== WHAT YOU WILL DO ==
Scan the lines below; pull out those with "every".
^^^^
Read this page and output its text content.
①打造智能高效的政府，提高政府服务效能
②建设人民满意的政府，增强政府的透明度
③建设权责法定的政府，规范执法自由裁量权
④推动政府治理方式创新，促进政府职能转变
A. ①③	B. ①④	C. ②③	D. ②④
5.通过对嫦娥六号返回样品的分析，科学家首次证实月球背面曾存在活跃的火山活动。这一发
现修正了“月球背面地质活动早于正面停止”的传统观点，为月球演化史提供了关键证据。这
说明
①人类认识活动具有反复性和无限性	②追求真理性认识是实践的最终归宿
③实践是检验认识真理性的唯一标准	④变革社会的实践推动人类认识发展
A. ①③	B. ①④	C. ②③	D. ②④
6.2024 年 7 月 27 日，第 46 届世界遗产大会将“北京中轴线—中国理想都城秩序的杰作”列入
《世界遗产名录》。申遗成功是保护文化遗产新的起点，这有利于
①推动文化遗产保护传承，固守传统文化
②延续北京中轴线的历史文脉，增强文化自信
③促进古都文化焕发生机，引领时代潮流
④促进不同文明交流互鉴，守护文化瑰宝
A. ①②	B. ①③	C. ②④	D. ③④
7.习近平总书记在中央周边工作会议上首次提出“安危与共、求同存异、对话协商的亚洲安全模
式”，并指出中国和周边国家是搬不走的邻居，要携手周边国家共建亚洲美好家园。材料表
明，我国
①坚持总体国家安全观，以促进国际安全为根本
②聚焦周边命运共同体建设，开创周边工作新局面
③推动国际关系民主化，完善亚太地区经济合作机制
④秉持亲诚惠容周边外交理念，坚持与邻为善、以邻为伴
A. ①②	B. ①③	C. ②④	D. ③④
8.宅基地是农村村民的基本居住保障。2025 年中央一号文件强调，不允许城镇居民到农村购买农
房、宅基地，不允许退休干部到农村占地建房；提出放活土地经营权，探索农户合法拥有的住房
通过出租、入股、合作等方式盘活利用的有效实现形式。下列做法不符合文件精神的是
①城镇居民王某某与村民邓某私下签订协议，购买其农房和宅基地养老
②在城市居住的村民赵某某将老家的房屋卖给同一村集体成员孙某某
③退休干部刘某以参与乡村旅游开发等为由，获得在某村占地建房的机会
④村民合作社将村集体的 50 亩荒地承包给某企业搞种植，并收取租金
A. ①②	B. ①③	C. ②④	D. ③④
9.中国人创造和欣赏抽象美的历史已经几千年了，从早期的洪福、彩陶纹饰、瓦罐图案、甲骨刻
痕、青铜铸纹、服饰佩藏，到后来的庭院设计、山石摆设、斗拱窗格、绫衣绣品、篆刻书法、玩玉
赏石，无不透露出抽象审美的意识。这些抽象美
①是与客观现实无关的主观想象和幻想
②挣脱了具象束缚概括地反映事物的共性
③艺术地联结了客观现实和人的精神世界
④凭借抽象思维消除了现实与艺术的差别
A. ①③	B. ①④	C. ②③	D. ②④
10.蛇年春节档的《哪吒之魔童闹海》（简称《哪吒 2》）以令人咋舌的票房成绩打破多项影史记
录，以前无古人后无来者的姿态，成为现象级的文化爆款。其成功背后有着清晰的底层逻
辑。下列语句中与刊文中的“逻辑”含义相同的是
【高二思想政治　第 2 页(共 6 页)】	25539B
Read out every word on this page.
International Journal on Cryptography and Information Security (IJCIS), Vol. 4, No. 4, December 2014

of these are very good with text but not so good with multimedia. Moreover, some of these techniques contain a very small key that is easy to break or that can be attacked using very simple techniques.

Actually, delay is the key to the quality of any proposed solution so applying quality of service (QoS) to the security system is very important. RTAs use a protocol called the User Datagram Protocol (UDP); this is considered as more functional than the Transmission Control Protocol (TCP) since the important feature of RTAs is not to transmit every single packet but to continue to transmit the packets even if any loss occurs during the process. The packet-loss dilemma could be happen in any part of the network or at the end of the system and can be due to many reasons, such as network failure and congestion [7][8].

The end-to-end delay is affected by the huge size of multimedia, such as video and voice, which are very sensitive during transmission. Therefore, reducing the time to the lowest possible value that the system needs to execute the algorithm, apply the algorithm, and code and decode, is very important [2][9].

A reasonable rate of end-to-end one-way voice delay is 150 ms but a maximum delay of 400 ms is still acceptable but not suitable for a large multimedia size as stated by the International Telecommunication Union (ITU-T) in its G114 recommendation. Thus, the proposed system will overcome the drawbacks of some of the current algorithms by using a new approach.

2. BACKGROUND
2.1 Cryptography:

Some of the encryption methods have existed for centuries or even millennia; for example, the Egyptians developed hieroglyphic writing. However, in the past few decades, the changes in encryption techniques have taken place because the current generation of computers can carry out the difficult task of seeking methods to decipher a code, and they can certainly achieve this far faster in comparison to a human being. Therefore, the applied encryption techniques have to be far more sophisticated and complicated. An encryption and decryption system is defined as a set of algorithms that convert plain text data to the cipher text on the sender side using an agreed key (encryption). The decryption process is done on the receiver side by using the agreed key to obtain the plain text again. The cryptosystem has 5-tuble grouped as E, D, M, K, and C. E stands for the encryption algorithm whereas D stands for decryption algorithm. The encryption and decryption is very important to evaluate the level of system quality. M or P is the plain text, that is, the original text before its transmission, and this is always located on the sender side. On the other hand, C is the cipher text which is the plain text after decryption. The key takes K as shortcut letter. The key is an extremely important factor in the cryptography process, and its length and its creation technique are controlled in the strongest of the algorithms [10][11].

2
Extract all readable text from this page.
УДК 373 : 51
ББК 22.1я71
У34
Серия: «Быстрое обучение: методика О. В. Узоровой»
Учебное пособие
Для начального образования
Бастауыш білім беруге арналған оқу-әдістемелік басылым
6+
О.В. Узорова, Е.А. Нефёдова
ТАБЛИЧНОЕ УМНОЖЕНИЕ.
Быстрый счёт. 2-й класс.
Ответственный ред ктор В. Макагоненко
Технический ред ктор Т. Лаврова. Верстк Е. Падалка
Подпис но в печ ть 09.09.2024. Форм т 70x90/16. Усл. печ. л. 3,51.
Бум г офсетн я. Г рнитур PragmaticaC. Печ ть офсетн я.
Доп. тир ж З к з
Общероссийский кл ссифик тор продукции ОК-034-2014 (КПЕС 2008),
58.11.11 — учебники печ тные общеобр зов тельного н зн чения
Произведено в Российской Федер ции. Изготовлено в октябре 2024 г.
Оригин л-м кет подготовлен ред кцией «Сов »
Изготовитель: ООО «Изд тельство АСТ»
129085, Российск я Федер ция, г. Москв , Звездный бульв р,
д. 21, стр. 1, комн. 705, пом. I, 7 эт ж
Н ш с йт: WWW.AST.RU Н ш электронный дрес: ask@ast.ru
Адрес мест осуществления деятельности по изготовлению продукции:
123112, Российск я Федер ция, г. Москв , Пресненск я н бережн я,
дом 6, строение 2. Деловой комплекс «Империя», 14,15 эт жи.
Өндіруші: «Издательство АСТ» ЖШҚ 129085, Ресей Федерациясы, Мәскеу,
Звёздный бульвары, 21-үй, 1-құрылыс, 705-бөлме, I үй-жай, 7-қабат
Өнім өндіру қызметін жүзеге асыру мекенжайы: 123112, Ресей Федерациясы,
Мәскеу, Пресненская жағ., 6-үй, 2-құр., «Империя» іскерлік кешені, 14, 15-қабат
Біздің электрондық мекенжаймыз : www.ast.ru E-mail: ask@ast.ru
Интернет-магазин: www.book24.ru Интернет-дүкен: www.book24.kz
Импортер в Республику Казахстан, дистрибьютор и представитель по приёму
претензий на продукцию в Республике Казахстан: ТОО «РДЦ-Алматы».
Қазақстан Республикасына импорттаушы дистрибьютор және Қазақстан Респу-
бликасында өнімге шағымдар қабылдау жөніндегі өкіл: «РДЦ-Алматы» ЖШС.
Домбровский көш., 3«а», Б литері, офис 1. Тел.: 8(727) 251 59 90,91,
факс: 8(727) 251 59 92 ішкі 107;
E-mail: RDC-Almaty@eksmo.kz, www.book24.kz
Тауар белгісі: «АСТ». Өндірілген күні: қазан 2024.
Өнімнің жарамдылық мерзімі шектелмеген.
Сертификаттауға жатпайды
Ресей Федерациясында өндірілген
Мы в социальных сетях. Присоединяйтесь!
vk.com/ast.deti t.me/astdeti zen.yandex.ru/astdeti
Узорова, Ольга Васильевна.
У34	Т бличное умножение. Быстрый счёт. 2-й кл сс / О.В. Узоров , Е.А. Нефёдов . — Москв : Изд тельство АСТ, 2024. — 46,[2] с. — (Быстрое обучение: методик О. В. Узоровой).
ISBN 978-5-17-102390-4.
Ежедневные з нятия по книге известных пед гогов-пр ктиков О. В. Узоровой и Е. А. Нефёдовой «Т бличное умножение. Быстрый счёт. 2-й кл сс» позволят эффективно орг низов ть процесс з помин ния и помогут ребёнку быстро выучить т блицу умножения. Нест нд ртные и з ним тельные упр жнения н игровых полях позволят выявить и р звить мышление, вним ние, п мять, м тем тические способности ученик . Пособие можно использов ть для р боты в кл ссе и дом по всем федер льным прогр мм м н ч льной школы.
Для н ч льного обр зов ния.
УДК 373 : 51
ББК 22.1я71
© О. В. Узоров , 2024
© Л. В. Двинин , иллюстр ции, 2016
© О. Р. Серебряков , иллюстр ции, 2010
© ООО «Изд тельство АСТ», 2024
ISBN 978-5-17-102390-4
^^^^
== REPLY TO THE TASK ==
Read out every word on this page.
Actually, delay is the key to the quality of any proposed solution so applying quality of service (QoS) to the security system is very important. RTAs use a protocol called the User Datagram Protocol (UDP); this is considered as more functional than the Transmission Control Protocol (TCP) since the important feature of RTAs is not to transmit every single packet but to continue to transmit the packets even if any loss occurs during the process. The packet-loss dilemma could be happen in any part of the network or at the end of the system and can be due to many reasons, such as network failure and congestion [7][8].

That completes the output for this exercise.